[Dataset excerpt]
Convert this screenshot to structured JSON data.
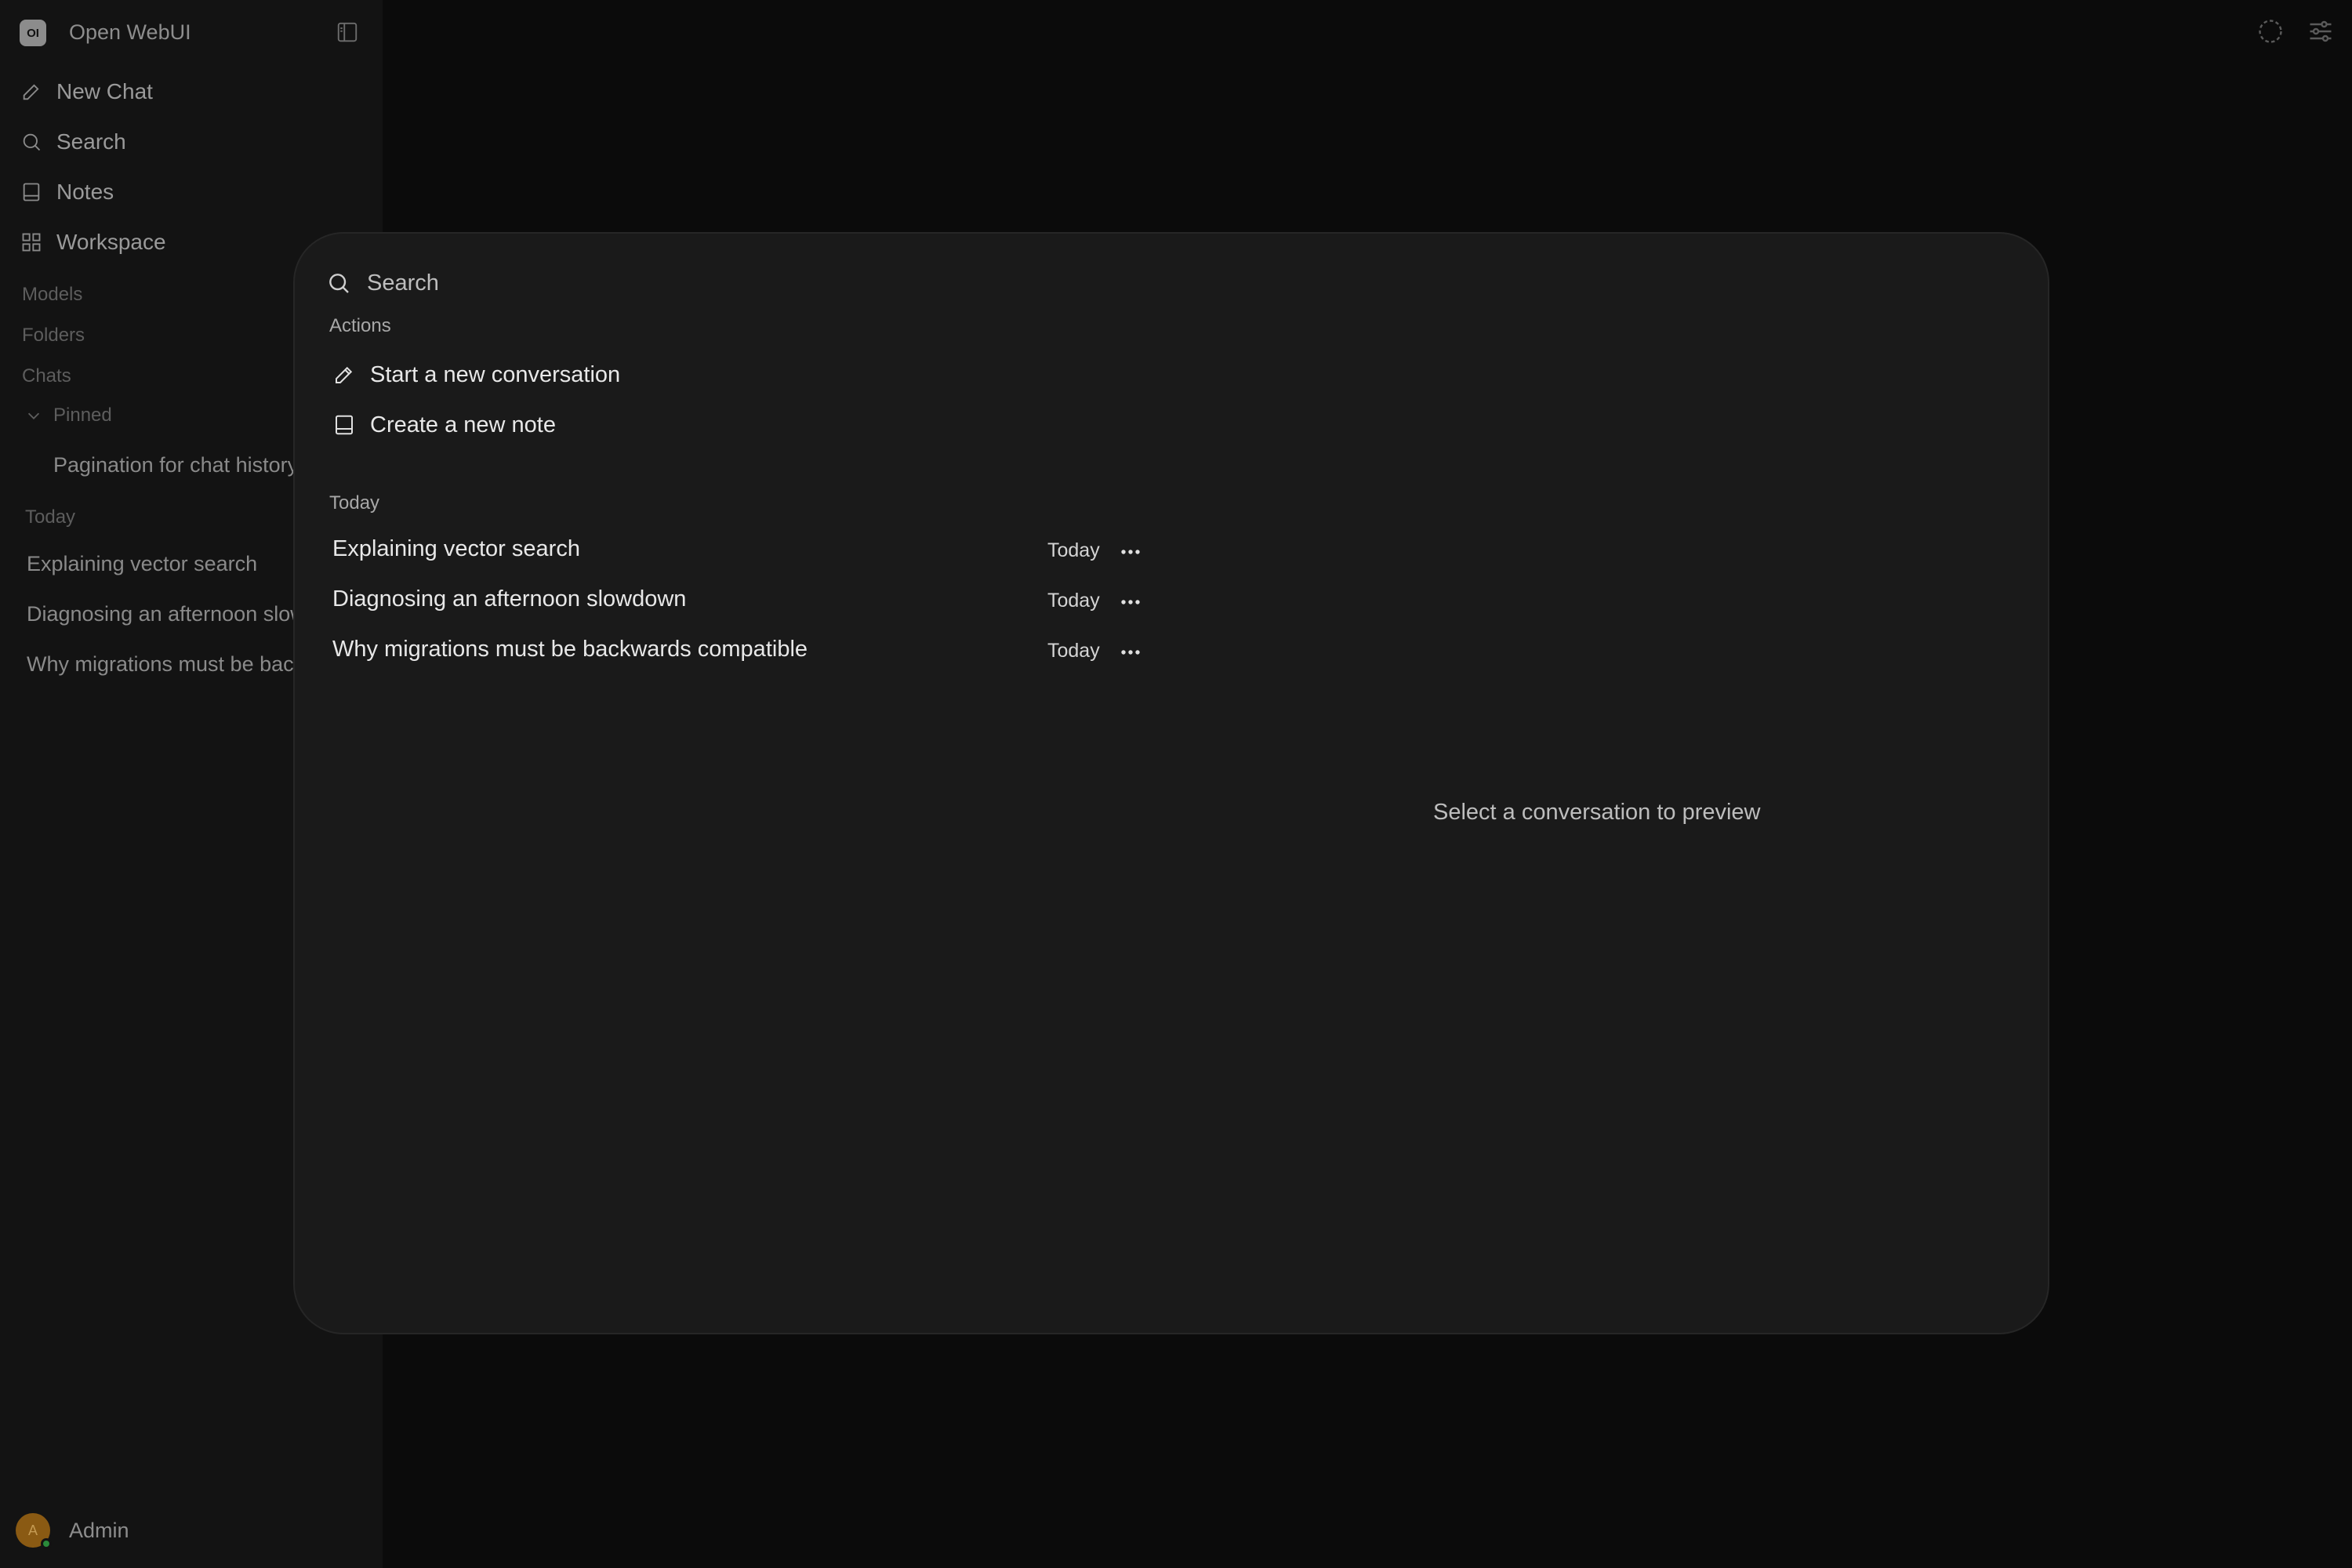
{
  "app": {
    "logo_text": "OI",
    "title": "Open WebUI"
  },
  "sidebar": {
    "nav": [
      {
        "label": "New Chat",
        "icon": "pencil-icon"
      },
      {
        "label": "Search",
        "icon": "search-icon"
      },
      {
        "label": "Notes",
        "icon": "note-icon"
      },
      {
        "label": "Workspace",
        "icon": "grid-icon"
      }
    ],
    "sections": {
      "models": "Models",
      "folders": "Folders",
      "chats": "Chats",
      "pinned": "Pinned",
      "today": "Today"
    },
    "pinned_items": [
      "Pagination for chat history"
    ],
    "today_items": [
      "Explaining vector search",
      "Diagnosing an afternoon slowdown",
      "Why migrations must be backwards compatible"
    ],
    "user": {
      "avatar_letter": "A",
      "name": "Admin"
    }
  },
  "modal": {
    "search_placeholder": "Search",
    "actions_heading": "Actions",
    "actions": [
      {
        "label": "Start a new conversation",
        "icon": "pencil-icon"
      },
      {
        "label": "Create a new note",
        "icon": "note-icon"
      }
    ],
    "today_heading": "Today",
    "results": [
      {
        "title": "Explaining vector search",
        "date": "Today"
      },
      {
        "title": "Diagnosing an afternoon slowdown",
        "date": "Today"
      },
      {
        "title": "Why migrations must be backwards compatible",
        "date": "Today"
      }
    ],
    "preview_placeholder": "Select a conversation to preview"
  },
  "colors": {
    "background": "#0b0b0b",
    "sidebar": "#131313",
    "modal": "#1a1a1a",
    "text_primary": "#e8e8e8",
    "text_muted": "#8a8a8a"
  }
}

* Short task
Exclude the pictures. Write out the remaining data exactly.

* Output of the task
Convert this screenshot to structured JSON data.
{
  "app": {
    "logo_text": "OI",
    "title": "Open WebUI"
  },
  "sidebar": {
    "nav": [
      {
        "label": "New Chat",
        "icon": "pencil-icon"
      },
      {
        "label": "Search",
        "icon": "search-icon"
      },
      {
        "label": "Notes",
        "icon": "note-icon"
      },
      {
        "label": "Workspace",
        "icon": "grid-icon"
      }
    ],
    "sections": {
      "models": "Models",
      "folders": "Folders",
      "chats": "Chats",
      "pinned": "Pinned",
      "today": "Today"
    },
    "pinned_items": [
      "Pagination for chat history"
    ],
    "today_items": [
      "Explaining vector search",
      "Diagnosing an afternoon slowdown",
      "Why migrations must be backwards compatible"
    ],
    "user": {
      "avatar_letter": "A",
      "name": "Admin"
    }
  },
  "modal": {
    "search_placeholder": "Search",
    "actions_heading": "Actions",
    "actions": [
      {
        "label": "Start a new conversation",
        "icon": "pencil-icon"
      },
      {
        "label": "Create a new note",
        "icon": "note-icon"
      }
    ],
    "today_heading": "Today",
    "results": [
      {
        "title": "Explaining vector search",
        "date": "Today"
      },
      {
        "title": "Diagnosing an afternoon slowdown",
        "date": "Today"
      },
      {
        "title": "Why migrations must be backwards compatible",
        "date": "Today"
      }
    ],
    "preview_placeholder": "Select a conversation to preview"
  },
  "colors": {
    "background": "#0b0b0b",
    "sidebar": "#131313",
    "modal": "#1a1a1a",
    "text_primary": "#e8e8e8",
    "text_muted": "#8a8a8a"
  }
}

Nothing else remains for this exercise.